STATED EXERCISE ::
Copy out each line below that has the word "text" in it.

Stored dataset items:
━━━

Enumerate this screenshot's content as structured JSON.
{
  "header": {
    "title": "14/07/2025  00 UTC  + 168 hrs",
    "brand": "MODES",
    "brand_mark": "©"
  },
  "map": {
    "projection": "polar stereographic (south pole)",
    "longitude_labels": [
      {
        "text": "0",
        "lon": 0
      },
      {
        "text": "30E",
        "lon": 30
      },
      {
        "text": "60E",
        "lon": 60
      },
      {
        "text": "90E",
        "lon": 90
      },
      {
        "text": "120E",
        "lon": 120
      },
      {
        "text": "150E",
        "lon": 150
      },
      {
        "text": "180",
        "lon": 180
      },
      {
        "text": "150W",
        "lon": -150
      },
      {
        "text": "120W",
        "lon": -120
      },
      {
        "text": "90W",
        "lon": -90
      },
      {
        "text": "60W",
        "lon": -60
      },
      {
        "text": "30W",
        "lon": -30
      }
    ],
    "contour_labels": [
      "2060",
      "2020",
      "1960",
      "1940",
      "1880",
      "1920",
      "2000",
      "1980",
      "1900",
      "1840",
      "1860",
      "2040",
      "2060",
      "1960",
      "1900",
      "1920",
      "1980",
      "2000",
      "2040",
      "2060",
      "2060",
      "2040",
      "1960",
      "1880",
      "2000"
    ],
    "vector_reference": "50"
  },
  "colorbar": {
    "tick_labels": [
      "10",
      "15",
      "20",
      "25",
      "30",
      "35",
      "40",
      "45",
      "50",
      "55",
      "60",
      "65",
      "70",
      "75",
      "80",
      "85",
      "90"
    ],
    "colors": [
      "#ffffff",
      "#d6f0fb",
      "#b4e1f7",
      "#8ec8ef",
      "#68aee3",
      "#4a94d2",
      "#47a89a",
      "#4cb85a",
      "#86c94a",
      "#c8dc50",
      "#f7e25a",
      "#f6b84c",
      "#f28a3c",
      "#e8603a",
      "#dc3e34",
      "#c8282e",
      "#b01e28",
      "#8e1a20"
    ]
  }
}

━━━

EXPECTED ANSWER ::
        "text": "0",
        "text": "30E",
        "text": "60E",
        "text": "90E",
        "text": "120E",
        "text": "150E",
        "text": "180",
        "text": "150W",
        "text": "120W",
        "text": "90W",
        "text": "60W",
        "text": "30W",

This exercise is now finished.